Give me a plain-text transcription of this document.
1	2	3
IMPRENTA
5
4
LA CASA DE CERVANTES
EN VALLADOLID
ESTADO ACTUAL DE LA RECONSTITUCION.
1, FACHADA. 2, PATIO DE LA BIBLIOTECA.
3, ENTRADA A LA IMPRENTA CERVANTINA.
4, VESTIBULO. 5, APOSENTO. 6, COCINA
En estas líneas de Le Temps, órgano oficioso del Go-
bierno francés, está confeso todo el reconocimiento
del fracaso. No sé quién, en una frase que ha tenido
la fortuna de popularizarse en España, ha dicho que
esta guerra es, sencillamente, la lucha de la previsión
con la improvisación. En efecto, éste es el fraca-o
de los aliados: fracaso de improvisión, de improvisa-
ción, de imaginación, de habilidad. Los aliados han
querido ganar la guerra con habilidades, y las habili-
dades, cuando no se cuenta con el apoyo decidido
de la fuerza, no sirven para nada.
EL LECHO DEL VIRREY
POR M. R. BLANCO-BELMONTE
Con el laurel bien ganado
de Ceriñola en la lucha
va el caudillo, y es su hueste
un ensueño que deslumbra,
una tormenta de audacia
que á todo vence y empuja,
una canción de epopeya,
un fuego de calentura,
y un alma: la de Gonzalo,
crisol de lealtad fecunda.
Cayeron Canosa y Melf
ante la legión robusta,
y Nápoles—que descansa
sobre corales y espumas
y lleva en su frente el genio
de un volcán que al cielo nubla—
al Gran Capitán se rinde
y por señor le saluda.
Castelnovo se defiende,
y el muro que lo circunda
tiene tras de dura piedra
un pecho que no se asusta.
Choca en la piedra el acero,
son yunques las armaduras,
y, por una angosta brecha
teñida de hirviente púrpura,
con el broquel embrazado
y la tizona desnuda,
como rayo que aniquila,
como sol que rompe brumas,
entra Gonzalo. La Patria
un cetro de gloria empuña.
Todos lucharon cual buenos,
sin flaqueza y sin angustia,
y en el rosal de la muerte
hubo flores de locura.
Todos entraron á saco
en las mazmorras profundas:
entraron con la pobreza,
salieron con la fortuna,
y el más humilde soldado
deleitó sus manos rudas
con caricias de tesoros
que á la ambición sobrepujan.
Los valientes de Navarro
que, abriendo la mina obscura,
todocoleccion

EXERCISE OBJECTIVE: Copy every line of the material in which the word "fracaso" occurs.

ANSWER TO THE EXERCISE:
del fracaso. No sé quién, en una frase que ha tenido
de los aliados: fracaso de improvisión, de improvisa-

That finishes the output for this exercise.